GOAL OF THE EXERCISE: Check every line below for the string "icon", and copy the lines that contain it.
[Start RECORD EXTRACTS]
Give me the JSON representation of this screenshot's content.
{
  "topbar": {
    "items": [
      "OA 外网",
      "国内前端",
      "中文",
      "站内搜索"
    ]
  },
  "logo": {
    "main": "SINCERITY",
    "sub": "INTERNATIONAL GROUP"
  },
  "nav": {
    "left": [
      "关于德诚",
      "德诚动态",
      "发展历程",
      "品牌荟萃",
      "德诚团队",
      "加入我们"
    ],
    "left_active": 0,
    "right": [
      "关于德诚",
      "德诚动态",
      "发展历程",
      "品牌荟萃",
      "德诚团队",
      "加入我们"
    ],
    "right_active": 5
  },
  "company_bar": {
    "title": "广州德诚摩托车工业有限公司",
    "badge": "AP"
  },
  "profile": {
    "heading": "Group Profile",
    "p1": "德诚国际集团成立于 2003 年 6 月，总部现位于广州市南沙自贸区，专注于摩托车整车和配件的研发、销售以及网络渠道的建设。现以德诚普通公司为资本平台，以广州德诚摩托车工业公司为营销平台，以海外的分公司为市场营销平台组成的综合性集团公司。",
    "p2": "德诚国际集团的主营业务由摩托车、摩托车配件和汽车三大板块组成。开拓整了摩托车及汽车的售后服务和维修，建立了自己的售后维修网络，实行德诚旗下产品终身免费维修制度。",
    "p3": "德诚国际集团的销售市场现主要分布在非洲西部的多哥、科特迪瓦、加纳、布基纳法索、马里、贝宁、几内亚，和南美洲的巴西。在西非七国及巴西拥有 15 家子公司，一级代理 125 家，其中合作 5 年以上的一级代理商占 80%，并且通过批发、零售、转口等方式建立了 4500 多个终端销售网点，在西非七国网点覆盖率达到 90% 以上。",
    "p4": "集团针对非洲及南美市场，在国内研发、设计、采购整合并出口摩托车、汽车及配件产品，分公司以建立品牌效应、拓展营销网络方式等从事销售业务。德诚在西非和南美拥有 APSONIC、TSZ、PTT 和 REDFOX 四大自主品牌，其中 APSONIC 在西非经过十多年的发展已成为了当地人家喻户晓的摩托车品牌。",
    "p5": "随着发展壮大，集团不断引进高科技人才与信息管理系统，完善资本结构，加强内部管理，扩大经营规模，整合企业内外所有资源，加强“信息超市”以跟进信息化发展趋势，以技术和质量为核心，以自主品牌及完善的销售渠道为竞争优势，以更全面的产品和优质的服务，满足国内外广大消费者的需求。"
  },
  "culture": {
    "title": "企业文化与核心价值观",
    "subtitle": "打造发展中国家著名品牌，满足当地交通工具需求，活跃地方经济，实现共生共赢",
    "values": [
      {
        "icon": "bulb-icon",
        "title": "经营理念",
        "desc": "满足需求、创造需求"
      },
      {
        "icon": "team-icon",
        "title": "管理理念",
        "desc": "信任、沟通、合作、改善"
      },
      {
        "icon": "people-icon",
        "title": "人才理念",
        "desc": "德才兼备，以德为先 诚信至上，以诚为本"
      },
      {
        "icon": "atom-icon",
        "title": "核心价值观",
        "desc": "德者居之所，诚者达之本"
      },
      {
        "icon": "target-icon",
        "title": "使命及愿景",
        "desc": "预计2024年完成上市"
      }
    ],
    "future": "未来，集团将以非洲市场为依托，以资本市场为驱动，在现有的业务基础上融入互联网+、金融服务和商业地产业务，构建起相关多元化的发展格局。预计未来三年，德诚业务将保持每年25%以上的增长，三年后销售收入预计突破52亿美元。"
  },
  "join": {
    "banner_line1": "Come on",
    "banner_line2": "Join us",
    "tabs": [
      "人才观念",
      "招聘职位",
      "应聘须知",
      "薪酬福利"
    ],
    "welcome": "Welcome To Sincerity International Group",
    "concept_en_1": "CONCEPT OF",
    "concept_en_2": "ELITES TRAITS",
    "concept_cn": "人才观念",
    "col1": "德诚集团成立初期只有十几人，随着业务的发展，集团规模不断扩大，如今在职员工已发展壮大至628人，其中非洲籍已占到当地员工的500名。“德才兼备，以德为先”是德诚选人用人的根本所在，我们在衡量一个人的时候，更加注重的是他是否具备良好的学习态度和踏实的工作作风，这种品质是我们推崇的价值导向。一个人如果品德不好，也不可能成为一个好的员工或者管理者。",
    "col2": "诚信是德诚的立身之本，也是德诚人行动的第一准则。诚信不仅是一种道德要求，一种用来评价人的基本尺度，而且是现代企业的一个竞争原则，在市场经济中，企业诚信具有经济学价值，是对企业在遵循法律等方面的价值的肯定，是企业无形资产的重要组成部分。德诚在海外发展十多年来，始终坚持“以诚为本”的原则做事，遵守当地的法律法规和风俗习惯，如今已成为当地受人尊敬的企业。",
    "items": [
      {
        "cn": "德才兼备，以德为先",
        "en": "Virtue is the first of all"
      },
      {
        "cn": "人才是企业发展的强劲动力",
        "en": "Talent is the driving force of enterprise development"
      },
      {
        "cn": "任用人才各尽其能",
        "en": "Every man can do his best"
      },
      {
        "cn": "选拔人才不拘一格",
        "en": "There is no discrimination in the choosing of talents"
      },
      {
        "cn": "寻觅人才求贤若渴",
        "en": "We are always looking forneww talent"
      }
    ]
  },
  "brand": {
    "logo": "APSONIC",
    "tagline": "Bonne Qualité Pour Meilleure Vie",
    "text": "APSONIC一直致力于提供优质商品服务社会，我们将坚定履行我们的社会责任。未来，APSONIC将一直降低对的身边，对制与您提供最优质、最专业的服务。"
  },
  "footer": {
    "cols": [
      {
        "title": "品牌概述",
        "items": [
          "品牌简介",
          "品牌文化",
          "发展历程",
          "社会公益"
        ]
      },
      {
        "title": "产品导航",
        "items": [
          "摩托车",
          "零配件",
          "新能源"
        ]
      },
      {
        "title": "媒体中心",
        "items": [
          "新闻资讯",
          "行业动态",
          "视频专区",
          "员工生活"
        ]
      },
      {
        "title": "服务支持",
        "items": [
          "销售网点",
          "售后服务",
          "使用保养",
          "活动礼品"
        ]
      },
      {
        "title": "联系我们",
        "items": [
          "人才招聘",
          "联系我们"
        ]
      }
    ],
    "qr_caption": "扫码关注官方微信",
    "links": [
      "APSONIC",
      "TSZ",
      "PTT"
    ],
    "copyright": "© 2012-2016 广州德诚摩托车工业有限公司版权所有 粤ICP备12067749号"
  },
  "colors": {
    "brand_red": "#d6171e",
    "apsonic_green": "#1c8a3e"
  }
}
[End RECORD EXTRACTS]
THE SOLUTION:
        "icon": "bulb-icon",
        "icon": "team-icon",
        "icon": "people-icon",
        "icon": "atom-icon",
        "icon": "target-icon",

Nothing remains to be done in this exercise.